[Dataset entries]

++++++++++++++++++++

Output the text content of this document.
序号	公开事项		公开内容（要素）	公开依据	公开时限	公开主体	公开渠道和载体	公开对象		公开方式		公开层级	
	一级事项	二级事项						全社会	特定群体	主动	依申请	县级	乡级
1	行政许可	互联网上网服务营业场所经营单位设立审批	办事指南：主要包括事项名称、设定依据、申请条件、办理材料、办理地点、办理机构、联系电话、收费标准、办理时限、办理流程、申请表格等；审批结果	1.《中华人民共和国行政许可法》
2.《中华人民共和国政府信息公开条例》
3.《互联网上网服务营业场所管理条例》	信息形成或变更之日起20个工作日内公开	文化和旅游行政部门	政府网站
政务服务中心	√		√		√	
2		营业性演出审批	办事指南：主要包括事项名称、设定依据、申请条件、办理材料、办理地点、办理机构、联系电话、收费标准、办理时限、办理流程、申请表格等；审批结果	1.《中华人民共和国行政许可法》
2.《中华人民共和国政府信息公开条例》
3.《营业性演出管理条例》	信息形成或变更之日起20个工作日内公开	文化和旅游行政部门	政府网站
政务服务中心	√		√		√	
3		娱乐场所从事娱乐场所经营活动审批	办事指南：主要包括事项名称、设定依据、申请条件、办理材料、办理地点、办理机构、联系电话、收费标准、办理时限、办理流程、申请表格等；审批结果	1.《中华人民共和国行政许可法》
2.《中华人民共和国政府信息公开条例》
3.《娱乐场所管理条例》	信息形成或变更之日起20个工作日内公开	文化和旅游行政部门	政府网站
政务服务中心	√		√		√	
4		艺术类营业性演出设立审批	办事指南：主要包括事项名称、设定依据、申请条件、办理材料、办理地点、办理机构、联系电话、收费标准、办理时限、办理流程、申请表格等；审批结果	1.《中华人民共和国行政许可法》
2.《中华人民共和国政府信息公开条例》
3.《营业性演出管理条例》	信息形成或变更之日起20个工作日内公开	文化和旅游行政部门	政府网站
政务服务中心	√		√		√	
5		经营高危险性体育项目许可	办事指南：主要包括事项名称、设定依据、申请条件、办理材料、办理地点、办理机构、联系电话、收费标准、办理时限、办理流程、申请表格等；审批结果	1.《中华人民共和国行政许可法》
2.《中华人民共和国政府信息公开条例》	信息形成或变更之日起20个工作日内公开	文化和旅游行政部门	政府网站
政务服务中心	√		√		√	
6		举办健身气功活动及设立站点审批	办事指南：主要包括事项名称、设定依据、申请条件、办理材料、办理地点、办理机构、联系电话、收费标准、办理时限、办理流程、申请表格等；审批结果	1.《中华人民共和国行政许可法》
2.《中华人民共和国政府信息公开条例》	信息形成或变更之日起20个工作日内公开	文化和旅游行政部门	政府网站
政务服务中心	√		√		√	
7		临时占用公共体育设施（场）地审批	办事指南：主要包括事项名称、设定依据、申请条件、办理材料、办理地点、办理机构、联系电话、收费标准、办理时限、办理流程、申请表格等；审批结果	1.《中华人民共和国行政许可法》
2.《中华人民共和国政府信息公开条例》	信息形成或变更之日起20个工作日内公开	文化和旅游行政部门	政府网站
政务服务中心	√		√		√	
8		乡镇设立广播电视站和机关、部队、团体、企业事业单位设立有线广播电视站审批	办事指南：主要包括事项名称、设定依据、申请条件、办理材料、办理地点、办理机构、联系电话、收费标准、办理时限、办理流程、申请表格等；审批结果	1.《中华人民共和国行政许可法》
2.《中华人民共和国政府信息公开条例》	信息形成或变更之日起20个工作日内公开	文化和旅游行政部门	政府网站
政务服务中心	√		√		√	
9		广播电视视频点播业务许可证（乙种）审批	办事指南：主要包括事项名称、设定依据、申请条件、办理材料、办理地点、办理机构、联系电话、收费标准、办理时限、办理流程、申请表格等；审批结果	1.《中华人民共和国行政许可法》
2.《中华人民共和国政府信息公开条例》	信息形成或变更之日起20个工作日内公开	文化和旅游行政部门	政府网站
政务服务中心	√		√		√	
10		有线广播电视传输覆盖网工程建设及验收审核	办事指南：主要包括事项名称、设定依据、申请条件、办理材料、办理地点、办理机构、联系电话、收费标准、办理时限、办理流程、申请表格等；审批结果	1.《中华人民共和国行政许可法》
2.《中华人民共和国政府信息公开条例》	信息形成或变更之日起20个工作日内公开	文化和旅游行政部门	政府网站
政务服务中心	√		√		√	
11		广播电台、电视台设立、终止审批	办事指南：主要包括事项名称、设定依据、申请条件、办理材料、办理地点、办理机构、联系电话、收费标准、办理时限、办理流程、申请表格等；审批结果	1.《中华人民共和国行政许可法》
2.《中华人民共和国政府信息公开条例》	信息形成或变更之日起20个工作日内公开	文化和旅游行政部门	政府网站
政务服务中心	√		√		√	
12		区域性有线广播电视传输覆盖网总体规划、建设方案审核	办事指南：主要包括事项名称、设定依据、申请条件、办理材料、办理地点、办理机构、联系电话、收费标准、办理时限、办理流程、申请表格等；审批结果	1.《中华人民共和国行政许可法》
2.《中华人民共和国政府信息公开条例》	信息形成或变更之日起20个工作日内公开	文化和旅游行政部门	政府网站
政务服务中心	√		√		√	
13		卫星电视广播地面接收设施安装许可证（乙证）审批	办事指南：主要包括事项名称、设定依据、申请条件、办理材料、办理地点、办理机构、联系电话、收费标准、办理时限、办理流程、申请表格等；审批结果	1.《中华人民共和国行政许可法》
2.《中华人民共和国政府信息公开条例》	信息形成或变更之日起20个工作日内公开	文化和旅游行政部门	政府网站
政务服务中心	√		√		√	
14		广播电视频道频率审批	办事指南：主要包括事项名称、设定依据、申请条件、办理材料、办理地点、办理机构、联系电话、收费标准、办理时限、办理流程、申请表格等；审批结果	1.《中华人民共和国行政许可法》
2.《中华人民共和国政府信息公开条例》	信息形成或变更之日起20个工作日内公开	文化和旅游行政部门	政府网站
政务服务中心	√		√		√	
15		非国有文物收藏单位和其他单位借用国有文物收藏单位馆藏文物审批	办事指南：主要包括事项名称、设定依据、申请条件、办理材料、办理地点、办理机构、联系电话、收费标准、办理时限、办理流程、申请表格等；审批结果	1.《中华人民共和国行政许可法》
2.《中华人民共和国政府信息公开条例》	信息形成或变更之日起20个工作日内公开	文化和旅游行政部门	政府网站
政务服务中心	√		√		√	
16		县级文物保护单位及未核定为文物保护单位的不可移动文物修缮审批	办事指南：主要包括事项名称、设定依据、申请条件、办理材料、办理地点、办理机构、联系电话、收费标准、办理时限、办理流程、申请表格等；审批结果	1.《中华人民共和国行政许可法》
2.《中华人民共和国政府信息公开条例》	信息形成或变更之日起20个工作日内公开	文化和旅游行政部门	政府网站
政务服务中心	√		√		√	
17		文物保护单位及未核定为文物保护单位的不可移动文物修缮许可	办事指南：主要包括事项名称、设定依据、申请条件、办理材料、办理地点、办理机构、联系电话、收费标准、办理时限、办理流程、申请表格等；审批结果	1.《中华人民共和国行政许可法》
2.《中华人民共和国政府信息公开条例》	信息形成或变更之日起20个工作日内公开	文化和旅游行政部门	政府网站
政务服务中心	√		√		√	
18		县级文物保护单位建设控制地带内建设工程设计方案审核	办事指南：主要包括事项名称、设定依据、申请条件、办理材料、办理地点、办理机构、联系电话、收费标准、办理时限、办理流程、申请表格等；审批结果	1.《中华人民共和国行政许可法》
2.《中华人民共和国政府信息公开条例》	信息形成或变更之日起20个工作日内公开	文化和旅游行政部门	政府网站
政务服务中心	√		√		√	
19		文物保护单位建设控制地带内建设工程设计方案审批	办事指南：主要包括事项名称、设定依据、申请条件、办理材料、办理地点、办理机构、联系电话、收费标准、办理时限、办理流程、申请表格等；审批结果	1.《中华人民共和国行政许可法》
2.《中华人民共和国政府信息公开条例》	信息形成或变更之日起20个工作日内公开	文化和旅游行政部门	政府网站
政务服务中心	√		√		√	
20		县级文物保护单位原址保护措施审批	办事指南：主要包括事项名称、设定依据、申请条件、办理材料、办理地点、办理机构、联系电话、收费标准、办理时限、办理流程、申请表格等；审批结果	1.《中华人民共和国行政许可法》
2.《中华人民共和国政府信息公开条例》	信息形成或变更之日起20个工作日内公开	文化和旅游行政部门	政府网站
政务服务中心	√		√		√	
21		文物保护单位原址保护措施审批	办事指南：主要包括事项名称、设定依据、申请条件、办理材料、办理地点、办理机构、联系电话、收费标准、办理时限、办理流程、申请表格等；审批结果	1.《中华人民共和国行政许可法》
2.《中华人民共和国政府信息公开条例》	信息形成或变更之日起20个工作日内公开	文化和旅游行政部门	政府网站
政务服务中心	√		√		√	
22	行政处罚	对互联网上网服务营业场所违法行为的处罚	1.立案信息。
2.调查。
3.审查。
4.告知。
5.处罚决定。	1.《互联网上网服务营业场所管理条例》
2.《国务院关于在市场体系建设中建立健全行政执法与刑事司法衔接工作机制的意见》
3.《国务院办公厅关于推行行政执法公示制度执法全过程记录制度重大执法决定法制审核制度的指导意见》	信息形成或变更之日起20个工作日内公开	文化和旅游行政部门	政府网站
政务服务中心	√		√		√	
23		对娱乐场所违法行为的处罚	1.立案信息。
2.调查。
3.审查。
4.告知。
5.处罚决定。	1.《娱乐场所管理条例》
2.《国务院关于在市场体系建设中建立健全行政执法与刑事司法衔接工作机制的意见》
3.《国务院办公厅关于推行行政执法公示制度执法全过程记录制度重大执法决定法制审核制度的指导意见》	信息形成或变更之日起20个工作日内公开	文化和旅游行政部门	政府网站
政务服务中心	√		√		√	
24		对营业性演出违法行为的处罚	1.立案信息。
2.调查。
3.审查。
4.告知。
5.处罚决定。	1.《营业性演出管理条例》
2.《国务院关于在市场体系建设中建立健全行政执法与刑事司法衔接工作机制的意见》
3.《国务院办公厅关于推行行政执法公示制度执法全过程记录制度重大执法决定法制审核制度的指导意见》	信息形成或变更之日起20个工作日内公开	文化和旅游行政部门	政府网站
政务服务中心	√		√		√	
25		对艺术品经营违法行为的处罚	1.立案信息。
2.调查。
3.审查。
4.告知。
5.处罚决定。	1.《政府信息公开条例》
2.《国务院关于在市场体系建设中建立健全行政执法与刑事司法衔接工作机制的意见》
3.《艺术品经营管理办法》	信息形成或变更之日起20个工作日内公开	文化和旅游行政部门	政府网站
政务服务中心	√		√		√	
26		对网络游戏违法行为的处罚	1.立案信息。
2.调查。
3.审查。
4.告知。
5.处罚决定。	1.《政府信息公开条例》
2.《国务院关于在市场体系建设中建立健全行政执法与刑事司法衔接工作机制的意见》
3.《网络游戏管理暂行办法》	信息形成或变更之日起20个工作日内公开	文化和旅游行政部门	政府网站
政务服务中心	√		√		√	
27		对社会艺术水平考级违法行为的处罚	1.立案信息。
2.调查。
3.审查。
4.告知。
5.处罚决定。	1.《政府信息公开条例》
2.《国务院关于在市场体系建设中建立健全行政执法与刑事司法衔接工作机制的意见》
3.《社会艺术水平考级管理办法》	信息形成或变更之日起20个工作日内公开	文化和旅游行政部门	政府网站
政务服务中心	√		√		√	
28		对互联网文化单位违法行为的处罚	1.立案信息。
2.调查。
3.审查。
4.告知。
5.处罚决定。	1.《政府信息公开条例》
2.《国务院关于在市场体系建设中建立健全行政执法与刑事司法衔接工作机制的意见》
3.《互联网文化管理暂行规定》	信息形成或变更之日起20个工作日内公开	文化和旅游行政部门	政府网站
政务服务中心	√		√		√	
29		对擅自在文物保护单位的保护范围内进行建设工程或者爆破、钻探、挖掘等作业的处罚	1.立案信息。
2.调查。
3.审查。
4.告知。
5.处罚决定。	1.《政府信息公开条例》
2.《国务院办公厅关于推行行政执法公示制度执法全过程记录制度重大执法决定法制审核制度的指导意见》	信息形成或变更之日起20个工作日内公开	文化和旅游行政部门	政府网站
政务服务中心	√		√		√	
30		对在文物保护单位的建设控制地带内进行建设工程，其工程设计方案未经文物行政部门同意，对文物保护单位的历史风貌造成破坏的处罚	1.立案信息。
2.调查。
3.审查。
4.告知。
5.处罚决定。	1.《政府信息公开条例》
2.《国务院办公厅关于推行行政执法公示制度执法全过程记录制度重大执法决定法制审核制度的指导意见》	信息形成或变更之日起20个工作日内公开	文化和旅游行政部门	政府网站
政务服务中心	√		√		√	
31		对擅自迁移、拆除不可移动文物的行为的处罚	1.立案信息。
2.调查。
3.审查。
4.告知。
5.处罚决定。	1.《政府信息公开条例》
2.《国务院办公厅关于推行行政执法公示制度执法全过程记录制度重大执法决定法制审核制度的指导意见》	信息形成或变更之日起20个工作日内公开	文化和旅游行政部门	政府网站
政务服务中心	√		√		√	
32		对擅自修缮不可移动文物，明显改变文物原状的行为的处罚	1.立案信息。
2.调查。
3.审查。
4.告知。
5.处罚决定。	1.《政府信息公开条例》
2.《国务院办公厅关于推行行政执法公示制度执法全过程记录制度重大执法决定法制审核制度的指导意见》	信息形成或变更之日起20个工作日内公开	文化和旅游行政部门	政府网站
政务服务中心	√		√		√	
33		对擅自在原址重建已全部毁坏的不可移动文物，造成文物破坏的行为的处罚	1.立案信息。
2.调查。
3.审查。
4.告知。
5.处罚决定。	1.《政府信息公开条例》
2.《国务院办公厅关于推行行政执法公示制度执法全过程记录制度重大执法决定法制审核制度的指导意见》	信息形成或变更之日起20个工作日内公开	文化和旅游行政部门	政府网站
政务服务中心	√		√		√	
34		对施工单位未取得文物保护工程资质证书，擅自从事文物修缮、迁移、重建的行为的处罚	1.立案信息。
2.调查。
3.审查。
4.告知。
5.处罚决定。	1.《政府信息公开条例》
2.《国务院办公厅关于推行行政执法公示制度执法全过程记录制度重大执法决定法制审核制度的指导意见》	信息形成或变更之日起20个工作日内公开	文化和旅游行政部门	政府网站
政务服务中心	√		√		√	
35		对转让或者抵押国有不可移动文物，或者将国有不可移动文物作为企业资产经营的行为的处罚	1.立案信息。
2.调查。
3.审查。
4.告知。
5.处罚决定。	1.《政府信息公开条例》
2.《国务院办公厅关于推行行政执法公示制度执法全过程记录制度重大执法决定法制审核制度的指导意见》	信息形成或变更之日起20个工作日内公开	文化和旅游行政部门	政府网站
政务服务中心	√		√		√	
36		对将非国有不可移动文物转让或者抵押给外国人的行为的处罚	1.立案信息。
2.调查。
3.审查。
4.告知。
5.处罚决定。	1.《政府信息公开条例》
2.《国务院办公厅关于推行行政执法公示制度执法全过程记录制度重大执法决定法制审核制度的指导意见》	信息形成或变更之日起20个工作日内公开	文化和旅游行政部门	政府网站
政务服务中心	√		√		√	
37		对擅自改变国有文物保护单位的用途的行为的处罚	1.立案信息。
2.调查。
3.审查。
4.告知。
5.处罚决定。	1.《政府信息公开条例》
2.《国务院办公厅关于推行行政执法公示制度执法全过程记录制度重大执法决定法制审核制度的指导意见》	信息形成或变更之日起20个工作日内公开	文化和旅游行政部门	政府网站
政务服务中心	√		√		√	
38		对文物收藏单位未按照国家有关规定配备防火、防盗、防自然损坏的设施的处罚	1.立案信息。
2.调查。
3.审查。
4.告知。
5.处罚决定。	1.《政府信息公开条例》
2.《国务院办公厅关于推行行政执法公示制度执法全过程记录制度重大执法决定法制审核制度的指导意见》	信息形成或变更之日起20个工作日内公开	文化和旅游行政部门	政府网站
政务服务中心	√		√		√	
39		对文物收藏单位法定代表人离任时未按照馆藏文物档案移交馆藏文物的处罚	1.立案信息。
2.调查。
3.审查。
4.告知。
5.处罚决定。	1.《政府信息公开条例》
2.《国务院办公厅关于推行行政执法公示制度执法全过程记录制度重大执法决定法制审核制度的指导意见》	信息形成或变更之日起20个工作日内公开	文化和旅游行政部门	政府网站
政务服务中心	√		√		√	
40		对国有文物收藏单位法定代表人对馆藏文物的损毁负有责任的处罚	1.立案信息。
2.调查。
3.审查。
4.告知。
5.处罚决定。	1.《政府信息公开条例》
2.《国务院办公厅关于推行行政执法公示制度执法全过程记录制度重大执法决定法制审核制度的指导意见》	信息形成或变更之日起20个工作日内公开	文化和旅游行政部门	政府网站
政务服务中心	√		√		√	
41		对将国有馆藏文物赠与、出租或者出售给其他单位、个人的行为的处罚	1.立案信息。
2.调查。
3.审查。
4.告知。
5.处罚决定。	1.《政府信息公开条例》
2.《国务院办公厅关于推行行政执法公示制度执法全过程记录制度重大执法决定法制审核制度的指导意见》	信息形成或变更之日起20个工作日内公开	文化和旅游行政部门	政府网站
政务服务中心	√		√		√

++++++++++++++++++++

**Goal:**
Copy out every line of the material above that mentions the word "互联网上网服务营业场所管理条例".

**In response:**
3.《互联网上网服务营业场所管理条例》	信息形成或变更之日起20个工作日内公开	文化和旅游行政部门	政府网站
5.处罚决定。	1.《互联网上网服务营业场所管理条例》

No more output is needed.